[Your goal]:
Copy, from the entries below, each line where the word "採卵鶏用飼料価格の推移" can be found.

Extracts from a graphics dataset:

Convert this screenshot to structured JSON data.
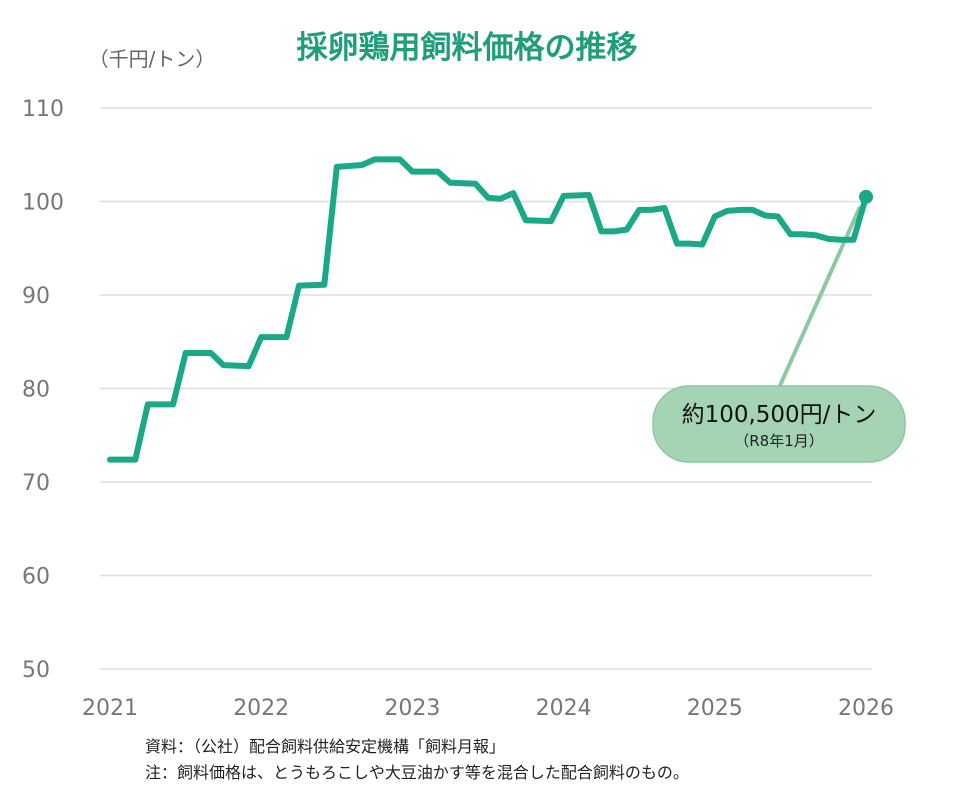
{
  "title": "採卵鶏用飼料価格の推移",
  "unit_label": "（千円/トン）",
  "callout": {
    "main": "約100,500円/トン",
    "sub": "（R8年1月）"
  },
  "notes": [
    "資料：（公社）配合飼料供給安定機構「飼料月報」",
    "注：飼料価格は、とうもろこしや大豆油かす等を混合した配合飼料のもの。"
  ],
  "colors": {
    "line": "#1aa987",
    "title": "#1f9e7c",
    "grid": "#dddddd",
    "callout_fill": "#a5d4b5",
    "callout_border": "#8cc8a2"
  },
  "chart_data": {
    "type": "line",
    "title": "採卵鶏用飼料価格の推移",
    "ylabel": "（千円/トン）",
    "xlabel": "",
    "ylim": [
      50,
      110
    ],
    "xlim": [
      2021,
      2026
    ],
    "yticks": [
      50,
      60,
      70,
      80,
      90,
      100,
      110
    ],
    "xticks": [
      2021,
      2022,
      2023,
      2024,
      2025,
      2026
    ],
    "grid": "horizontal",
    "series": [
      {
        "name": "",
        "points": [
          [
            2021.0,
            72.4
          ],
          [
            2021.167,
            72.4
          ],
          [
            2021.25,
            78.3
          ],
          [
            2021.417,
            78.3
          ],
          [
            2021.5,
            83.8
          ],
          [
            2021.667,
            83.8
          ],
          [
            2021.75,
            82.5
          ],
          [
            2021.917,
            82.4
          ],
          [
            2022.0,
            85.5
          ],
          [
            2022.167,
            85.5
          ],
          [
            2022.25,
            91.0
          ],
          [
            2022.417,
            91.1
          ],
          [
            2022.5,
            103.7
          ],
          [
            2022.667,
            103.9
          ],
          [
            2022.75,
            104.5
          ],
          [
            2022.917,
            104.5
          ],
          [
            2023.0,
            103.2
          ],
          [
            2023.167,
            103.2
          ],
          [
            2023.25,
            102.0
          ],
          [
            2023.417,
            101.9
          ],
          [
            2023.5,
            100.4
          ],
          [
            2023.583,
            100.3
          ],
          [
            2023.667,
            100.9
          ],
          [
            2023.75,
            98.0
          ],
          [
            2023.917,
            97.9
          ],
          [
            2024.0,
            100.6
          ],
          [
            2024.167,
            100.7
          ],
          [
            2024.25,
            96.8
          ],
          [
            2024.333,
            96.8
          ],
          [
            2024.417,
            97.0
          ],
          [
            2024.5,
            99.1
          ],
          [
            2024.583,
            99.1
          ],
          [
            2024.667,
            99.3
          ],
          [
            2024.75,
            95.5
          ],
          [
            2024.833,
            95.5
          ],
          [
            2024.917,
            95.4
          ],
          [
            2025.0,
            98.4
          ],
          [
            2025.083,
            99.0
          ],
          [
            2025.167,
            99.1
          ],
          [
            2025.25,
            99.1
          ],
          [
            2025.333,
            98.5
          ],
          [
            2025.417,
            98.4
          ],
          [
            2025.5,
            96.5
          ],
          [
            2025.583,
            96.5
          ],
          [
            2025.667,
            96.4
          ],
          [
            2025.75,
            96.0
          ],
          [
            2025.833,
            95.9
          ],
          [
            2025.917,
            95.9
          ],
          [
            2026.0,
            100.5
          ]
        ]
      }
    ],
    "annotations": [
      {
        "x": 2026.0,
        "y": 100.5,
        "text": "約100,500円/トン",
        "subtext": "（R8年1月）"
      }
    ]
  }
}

[Answer for this exercise]:
  "title": "採卵鶏用飼料価格の推移",
    "title": "採卵鶏用飼料価格の推移",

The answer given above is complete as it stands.